• RECORDS FOR THE EXERCISE
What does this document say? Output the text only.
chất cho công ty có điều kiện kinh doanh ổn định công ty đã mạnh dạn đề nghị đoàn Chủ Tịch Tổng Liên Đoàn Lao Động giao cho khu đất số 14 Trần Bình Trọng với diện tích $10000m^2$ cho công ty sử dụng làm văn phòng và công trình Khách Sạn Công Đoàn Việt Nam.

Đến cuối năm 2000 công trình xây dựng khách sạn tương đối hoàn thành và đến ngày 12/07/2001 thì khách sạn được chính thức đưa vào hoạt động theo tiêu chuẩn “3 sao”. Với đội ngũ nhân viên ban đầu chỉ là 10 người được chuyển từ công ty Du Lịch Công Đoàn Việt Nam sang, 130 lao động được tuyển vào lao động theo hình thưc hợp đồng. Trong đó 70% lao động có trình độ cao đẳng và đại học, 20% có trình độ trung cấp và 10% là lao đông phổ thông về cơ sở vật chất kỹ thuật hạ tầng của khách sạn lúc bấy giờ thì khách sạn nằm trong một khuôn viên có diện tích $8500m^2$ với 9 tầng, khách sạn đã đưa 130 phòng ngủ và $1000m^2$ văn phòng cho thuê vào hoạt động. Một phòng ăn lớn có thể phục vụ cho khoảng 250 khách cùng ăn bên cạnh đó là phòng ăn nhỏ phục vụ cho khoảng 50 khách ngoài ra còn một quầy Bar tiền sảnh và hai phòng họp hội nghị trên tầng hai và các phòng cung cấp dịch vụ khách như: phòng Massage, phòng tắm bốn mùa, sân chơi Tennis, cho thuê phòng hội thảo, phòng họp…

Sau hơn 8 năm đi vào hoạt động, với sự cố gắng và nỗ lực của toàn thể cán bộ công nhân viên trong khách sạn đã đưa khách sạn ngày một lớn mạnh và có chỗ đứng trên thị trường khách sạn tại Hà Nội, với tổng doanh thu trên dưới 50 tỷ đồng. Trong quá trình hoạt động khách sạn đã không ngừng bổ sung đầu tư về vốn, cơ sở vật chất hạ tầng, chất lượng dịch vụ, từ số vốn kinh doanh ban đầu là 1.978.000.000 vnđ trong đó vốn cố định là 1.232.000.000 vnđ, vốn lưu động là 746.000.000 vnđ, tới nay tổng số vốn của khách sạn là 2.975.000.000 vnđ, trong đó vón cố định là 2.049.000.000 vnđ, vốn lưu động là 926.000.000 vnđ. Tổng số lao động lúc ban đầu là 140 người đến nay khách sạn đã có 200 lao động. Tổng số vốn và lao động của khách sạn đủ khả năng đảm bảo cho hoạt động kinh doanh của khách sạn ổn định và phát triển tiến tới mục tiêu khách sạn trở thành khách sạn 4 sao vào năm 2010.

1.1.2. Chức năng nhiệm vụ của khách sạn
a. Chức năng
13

• GIVEN EXERCISE
From the records given above, copy all lines containing "Chức".

• RESULT FOR THIS EXERCISE
1.1.2. Chức năng nhiệm vụ của khách sạn
a. Chức năng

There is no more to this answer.